Raw data:
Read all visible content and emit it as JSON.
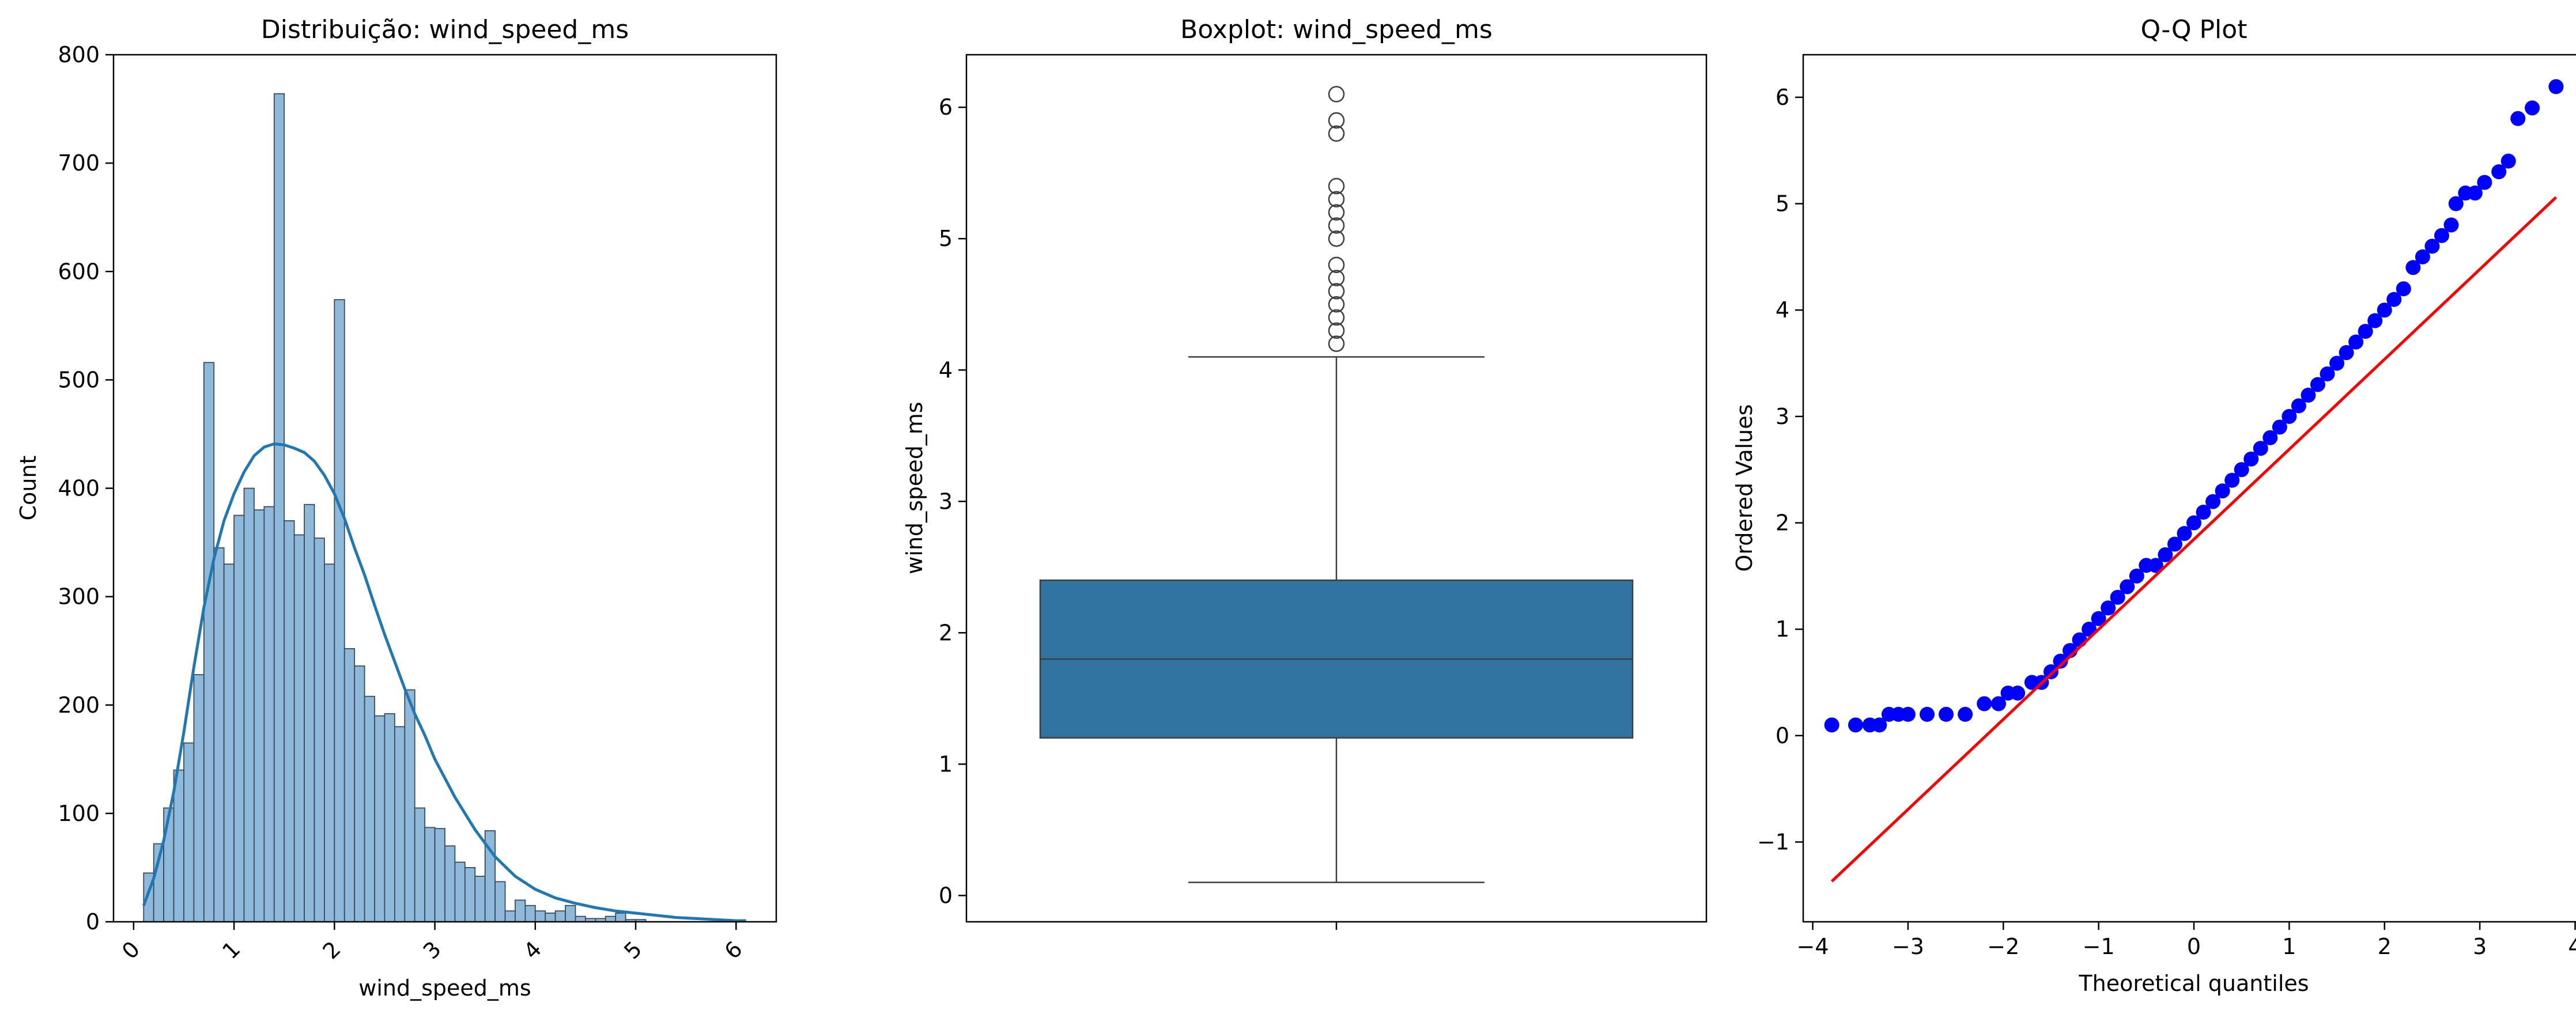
{
  "chart_data": [
    {
      "type": "histogram",
      "title": "Distribuição: wind_speed_ms",
      "xlabel": "wind_speed_ms",
      "ylabel": "Count",
      "xlim": [
        -0.2,
        6.4
      ],
      "ylim": [
        0,
        800
      ],
      "xticks": [
        "0",
        "1",
        "2",
        "3",
        "4",
        "5",
        "6"
      ],
      "xtick_values": [
        0,
        1,
        2,
        3,
        4,
        5,
        6
      ],
      "xtick_rotation": -45,
      "yticks": [
        "0",
        "100",
        "200",
        "300",
        "400",
        "500",
        "600",
        "700",
        "800"
      ],
      "ytick_values": [
        0,
        100,
        200,
        300,
        400,
        500,
        600,
        700,
        800
      ],
      "bin_start": 0.1,
      "bin_width": 0.1,
      "counts": [
        45,
        72,
        105,
        140,
        165,
        228,
        516,
        345,
        330,
        375,
        400,
        380,
        383,
        764,
        370,
        357,
        385,
        354,
        330,
        574,
        252,
        236,
        208,
        190,
        192,
        180,
        214,
        105,
        87,
        86,
        70,
        55,
        50,
        42,
        84,
        37,
        10,
        20,
        15,
        10,
        8,
        10,
        15,
        5,
        3,
        3,
        5,
        8,
        2,
        2
      ],
      "kde": {
        "x": [
          0.1,
          0.2,
          0.3,
          0.4,
          0.5,
          0.6,
          0.7,
          0.8,
          0.9,
          1.0,
          1.1,
          1.2,
          1.3,
          1.4,
          1.5,
          1.6,
          1.7,
          1.8,
          1.9,
          2.0,
          2.1,
          2.2,
          2.3,
          2.4,
          2.5,
          2.6,
          2.7,
          2.8,
          2.9,
          3.0,
          3.2,
          3.4,
          3.6,
          3.8,
          4.0,
          4.2,
          4.4,
          4.6,
          4.8,
          5.0,
          5.2,
          5.4,
          5.6,
          5.8,
          6.0,
          6.1
        ],
        "y": [
          15,
          40,
          75,
          120,
          175,
          235,
          290,
          335,
          370,
          395,
          415,
          430,
          438,
          441,
          440,
          437,
          433,
          425,
          412,
          395,
          372,
          345,
          320,
          292,
          265,
          240,
          215,
          192,
          172,
          150,
          115,
          85,
          60,
          42,
          30,
          22,
          17,
          13,
          10,
          8,
          6,
          4,
          3,
          2,
          1,
          1
        ]
      },
      "colors": {
        "bar_fill": "#8fb9da",
        "bar_edge": "#3b4a59",
        "kde": "#1f77b4"
      }
    },
    {
      "type": "boxplot",
      "title": "Boxplot: wind_speed_ms",
      "ylabel": "wind_speed_ms",
      "ylim": [
        -0.2,
        6.4
      ],
      "yticks": [
        "0",
        "1",
        "2",
        "3",
        "4",
        "5",
        "6"
      ],
      "ytick_values": [
        0,
        1,
        2,
        3,
        4,
        5,
        6
      ],
      "whisker_low": 0.1,
      "q1": 1.2,
      "median": 1.8,
      "q3": 2.4,
      "whisker_high": 4.1,
      "outliers": [
        4.2,
        4.3,
        4.4,
        4.5,
        4.6,
        4.7,
        4.8,
        5.0,
        5.1,
        5.2,
        5.3,
        5.4,
        5.8,
        5.9,
        6.1
      ],
      "colors": {
        "box_fill": "#3274a1",
        "lines": "#3d3d3d"
      }
    },
    {
      "type": "scatter",
      "title": "Q-Q Plot",
      "xlabel": "Theoretical quantiles",
      "ylabel": "Ordered Values",
      "xlim": [
        -4.1,
        4.1
      ],
      "ylim": [
        -1.75,
        6.4
      ],
      "xticks": [
        "−4",
        "−3",
        "−2",
        "−1",
        "0",
        "1",
        "2",
        "3",
        "4"
      ],
      "xtick_values": [
        -4,
        -3,
        -2,
        -1,
        0,
        1,
        2,
        3,
        4
      ],
      "yticks": [
        "−1",
        "0",
        "1",
        "2",
        "3",
        "4",
        "5",
        "6"
      ],
      "ytick_values": [
        -1,
        0,
        1,
        2,
        3,
        4,
        5,
        6
      ],
      "points_x": [
        -3.8,
        -3.55,
        -3.4,
        -3.3,
        -3.2,
        -3.1,
        -3.0,
        -2.8,
        -2.6,
        -2.4,
        -2.2,
        -2.05,
        -1.95,
        -1.85,
        -1.7,
        -1.6,
        -1.5,
        -1.4,
        -1.3,
        -1.2,
        -1.1,
        -1.0,
        -0.9,
        -0.8,
        -0.7,
        -0.6,
        -0.5,
        -0.4,
        -0.3,
        -0.2,
        -0.1,
        0.0,
        0.1,
        0.2,
        0.3,
        0.4,
        0.5,
        0.6,
        0.7,
        0.8,
        0.9,
        1.0,
        1.1,
        1.2,
        1.3,
        1.4,
        1.5,
        1.6,
        1.7,
        1.8,
        1.9,
        2.0,
        2.1,
        2.2,
        2.3,
        2.4,
        2.5,
        2.6,
        2.7,
        2.75,
        2.85,
        2.95,
        3.05,
        3.2,
        3.3,
        3.4,
        3.55,
        3.8
      ],
      "points_y": [
        0.1,
        0.1,
        0.1,
        0.1,
        0.2,
        0.2,
        0.2,
        0.2,
        0.2,
        0.2,
        0.3,
        0.3,
        0.4,
        0.4,
        0.5,
        0.5,
        0.6,
        0.7,
        0.8,
        0.9,
        1.0,
        1.1,
        1.2,
        1.3,
        1.4,
        1.5,
        1.6,
        1.6,
        1.7,
        1.8,
        1.9,
        2.0,
        2.1,
        2.2,
        2.3,
        2.4,
        2.5,
        2.6,
        2.7,
        2.8,
        2.9,
        3.0,
        3.1,
        3.2,
        3.3,
        3.4,
        3.5,
        3.6,
        3.7,
        3.8,
        3.9,
        4.0,
        4.1,
        4.2,
        4.4,
        4.5,
        4.6,
        4.7,
        4.8,
        5.0,
        5.1,
        5.1,
        5.2,
        5.3,
        5.4,
        5.8,
        5.9,
        6.1
      ],
      "fit_line": {
        "x": [
          -3.8,
          3.8
        ],
        "y": [
          -1.37,
          5.06
        ]
      },
      "colors": {
        "points": "#0000ff",
        "fit": "#ff0000"
      }
    }
  ]
}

The task:
Above are the records; copy every line in them that holds the word "title".

Right answer:
      "title": "Distribuição: wind_speed_ms",
      "title": "Boxplot: wind_speed_ms",
      "title": "Q-Q Plot",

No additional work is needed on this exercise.